Stored items
::::::::

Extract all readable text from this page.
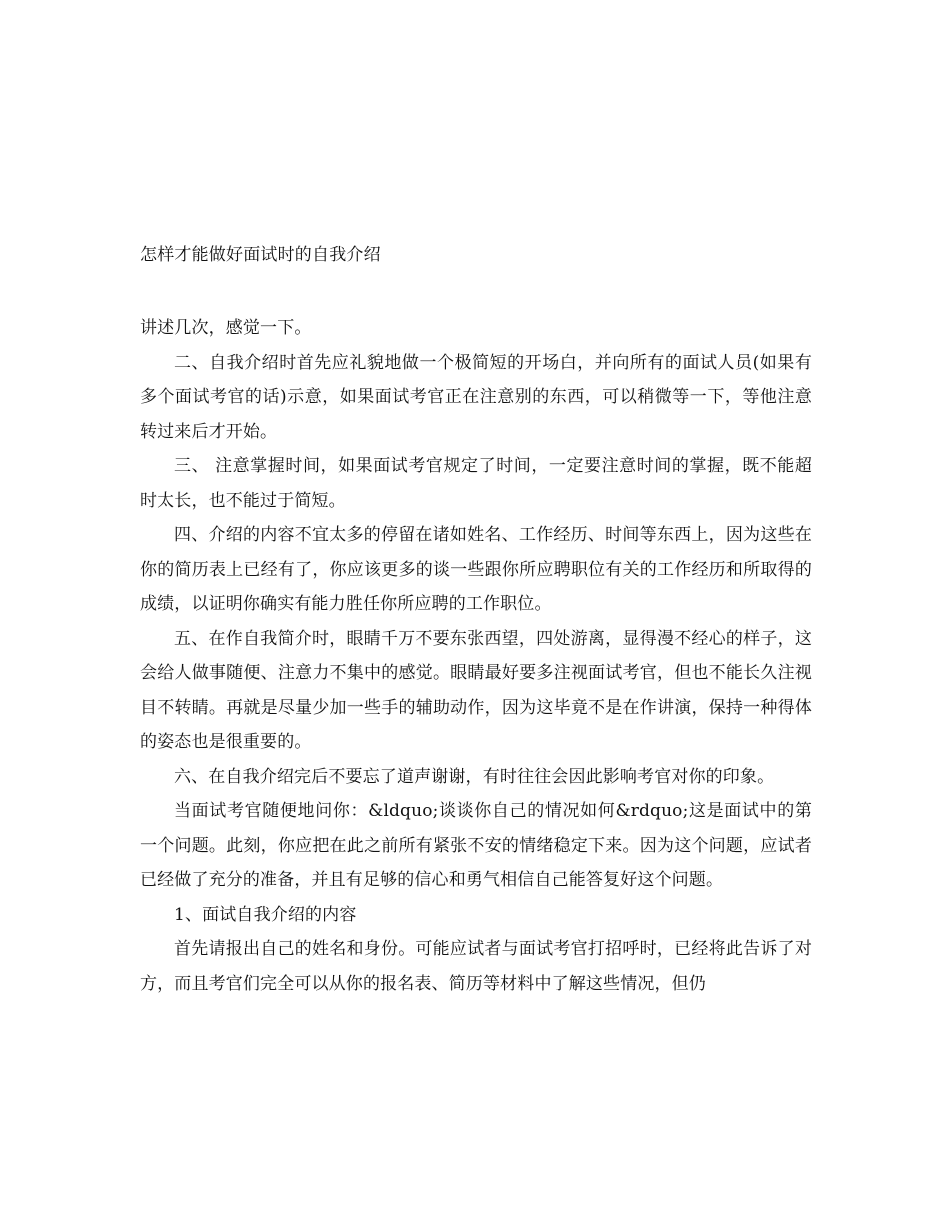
怎样才能做好面试时的自我介绍

讲述几次，感觉一下。

二、自我介绍时首先应礼貌地做一个极简短的开场白，并向所有的面试人员(如果有多个面试考官的话)示意，如果面试考官正在注意别的东西，可以稍微等一下，等他注意转过来后才开始。

三、 注意掌握时间，如果面试考官规定了时间，一定要注意时间的掌握，既不能超时太长，也不能过于简短。

四、介绍的内容不宜太多的停留在诸如姓名、工作经历、时间等东西上，因为这些在你的简历表上已经有了，你应该更多的谈一些跟你所应聘职位有关的工作经历和所取得的成绩，以证明你确实有能力胜任你所应聘的工作职位。

五、在作自我简介时，眼睛千万不要东张西望，四处游离，显得漫不经心的样子，这会给人做事随便、注意力不集中的感觉。眼睛最好要多注视面试考官，但也不能长久注视目不转睛。再就是尽量少加一些手的辅助动作，因为这毕竟不是在作讲演，保持一种得体的姿态也是很重要的。

六、在自我介绍完后不要忘了道声谢谢，有时往往会因此影响考官对你的印象。

当面试考官随便地问你：&ldquo;谈谈你自己的情况如何&rdquo;这是面试中的第一个问题。此刻，你应把在此之前所有紧张不安的情绪稳定下来。因为这个问题，应试者已经做了充分的准备，并且有足够的信心和勇气相信自己能答复好这个问题。

1、面试自我介绍的内容

首先请报出自己的姓名和身份。可能应试者与面试考官打招呼时，已经将此告诉了对方，而且考官们完全可以从你的报名表、简历等材料中了解这些情况，但仍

::::::::

YOUR GOAL: Repeat the material above word for word and skip every image in it.

THE RESPONSE:
Extract all readable text from this page.
怎样才能做好面试时的自我介绍

讲述几次，感觉一下。

二、自我介绍时首先应礼貌地做一个极简短的开场白，并向所有的面试人员(如果有多个面试考官的话)示意，如果面试考官正在注意别的东西，可以稍微等一下，等他注意转过来后才开始。

三、 注意掌握时间，如果面试考官规定了时间，一定要注意时间的掌握，既不能超时太长，也不能过于简短。

四、介绍的内容不宜太多的停留在诸如姓名、工作经历、时间等东西上，因为这些在你的简历表上已经有了，你应该更多的谈一些跟你所应聘职位有关的工作经历和所取得的成绩，以证明你确实有能力胜任你所应聘的工作职位。

五、在作自我简介时，眼睛千万不要东张西望，四处游离，显得漫不经心的样子，这会给人做事随便、注意力不集中的感觉。眼睛最好要多注视面试考官，但也不能长久注视目不转睛。再就是尽量少加一些手的辅助动作，因为这毕竟不是在作讲演，保持一种得体的姿态也是很重要的。

六、在自我介绍完后不要忘了道声谢谢，有时往往会因此影响考官对你的印象。

当面试考官随便地问你：&ldquo;谈谈你自己的情况如何&rdquo;这是面试中的第一个问题。此刻，你应把在此之前所有紧张不安的情绪稳定下来。因为这个问题，应试者已经做了充分的准备，并且有足够的信心和勇气相信自己能答复好这个问题。

1、面试自我介绍的内容

首先请报出自己的姓名和身份。可能应试者与面试考官打招呼时，已经将此告诉了对方，而且考官们完全可以从你的报名表、简历等材料中了解这些情况，但仍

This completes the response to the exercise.